### SOURCE EXTRACT
......

To understand the underlying mechanism for the elevated levels of glutamate, and to assess the potential utility of hyperpolarized ¹³C MRS as a complementary method for probing response to TMZ, we investigated flux from glucose and glutamine to glutamate using ¹³C MRS, as well as flux from pyruvate and α-KG to glutamate using hyperpolarized ¹³C MRS. We found that the increase in glutamate was mediated by a greater flux from both glucose and glutamine. We also confirmed that the elevated flux from glucose via the TCA cycle to glutamate could be detected using hyperpolarized pyruvate and hyperpolarized α-KG. These metabolic alterations are mediated, at least in part, by an increase in PDH activity, which controls pyruvate entry into the TCA cycle as well as an increase in the activities of ALT, GDH and AST, which control the flux of α-KG to glutamate. In GBM, TMZ was shown to affect the expression of pyruvate kinase (PKM2) (49), and in mutant IDH1 tumors, various mechanisms of TMZ-induced metabolic stress were described (25). However, further studies are needed to determine how TMZ affects the activities of PDH, ALT, GDH and AST to fully explain our MRS-detectable observations. In addition, since the increase in glutamate levels observed in our study reflects intracellular levels, further studies are also needed to assess the potential impact of TMZ on the glutamate/glutamine cycle and on glutamate receptors (50).

Previous studies in glioblastoma have shown that a drop in hyperpolarized [1-¹³C]pyruvate to [1-¹³C]lactate conversion (catalyzed by LDHA), can serve as a predictive biomarker of tumor response to TMZ (36,49). However, in the case of LGG, our group has found that hyperpolarized [1-¹³C]lactate production was not significantly altered in response to TMZ treatment in BT142 tumor-bearing mice (30), in line with the mutant IDH1-mediated promoter hypermethylation and downregulation of LDHA expression demonstrated in mutant IDH1 tumors (41). Furthermore, as shown here with [2-¹³C]pyruvate, even in our genetically engineered cells that do express LDHA, TMZ did not affect hyperpolarized lactate production consistently in our two cell lines, confirming the limited utility of hyperpolarized lactate production as a biomarker of response to TMZ in mutant IDH1 cells.

In contrast, we show here that TMZ treatment is associated with an increase in hyperpolarized ¹³C MRS metabolism of [2-¹³C]pyruvate and [1-¹³C]α-KG to glutamate. Our findings thus identify an alternate approach, and point to the potential utility of [2-¹³C]pyruvate and [1-¹³C]α-KG as probes for assessing response to TMZ in LGG. Importantly, the in vivo implementation of hyperpolarized [1-¹³C]α-KG has been shown in rats (32) and multiple studies have now demonstrated the translational potential of hyperpolarized ¹³C MRS for non-invasive monitoring of metabolic fluxes (17). In the case of human brain studies, the utility of hyperpolarized [1-¹³C]pyruvate was shown in GBM patients (36) and more recently the implementation of hyperpolarized [2-¹³C]pyruvate was demonstrated in normal volunteers (18).

In summary, our findings demonstrate that ¹H MRS-detectable glutamate/glutamine/ GLX can be used as early biomarkers of TMZ response in mutant IDH1 models, and ¹³C MRS-detectable production of hyperpolarized [1-¹³C]glutamate and [5-¹³C]glutamate from hyperpolarized [1-¹³C]α-KG and [2-¹³C]pyruvate, respectively, have potential as complementary approaches to monitor response. Collectively, these metabolic imaging biomarkers could help improve currently available imaging methods and provide an early indication of response to TMZ treatment in lower-grade mutant IDH1 glioma.

STATEMENT OF SIGNIFICANCE.

Findings show that glutamate can be used as a non-invasive, imageable metabolic marker for early assessment of tumor response to temozolomide, with the potential to improve treatment strategies for mutant IDH1 patients.

......

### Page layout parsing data
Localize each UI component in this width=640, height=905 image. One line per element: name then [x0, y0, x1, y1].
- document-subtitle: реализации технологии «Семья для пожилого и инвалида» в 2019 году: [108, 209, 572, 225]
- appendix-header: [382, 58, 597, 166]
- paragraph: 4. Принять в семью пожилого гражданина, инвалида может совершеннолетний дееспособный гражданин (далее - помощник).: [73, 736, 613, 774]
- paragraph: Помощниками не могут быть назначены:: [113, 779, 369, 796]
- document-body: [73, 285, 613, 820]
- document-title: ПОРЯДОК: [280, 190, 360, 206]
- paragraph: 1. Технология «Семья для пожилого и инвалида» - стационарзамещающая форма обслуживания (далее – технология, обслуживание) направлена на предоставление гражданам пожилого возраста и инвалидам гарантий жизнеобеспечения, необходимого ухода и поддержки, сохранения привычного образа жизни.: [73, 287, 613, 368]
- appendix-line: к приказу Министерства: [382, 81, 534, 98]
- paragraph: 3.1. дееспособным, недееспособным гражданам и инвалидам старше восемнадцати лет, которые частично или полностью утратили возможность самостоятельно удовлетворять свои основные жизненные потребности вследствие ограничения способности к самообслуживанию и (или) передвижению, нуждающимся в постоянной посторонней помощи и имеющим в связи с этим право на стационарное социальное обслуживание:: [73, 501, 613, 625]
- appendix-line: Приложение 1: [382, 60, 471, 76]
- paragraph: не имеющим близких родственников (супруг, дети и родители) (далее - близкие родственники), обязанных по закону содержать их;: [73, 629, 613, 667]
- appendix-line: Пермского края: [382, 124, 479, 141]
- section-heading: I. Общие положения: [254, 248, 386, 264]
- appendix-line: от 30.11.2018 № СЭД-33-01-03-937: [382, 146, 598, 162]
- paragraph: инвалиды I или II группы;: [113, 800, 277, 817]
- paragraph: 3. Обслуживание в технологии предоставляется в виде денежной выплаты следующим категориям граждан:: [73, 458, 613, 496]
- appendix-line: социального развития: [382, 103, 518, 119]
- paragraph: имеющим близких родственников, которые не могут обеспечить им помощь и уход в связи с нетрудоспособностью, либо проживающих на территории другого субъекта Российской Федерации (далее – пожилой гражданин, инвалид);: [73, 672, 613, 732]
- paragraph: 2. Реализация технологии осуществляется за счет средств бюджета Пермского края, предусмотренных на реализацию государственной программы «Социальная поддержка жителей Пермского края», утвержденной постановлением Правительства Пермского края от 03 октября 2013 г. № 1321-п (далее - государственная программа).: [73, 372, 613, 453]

......

### WORK INSTRUCTION
In the glioma imaging excerpt, in whom was the implementation of hyperpolarized [2-¹³C]pyruvate demonstrated?

### TASK OUTPUT
In normal volunteers.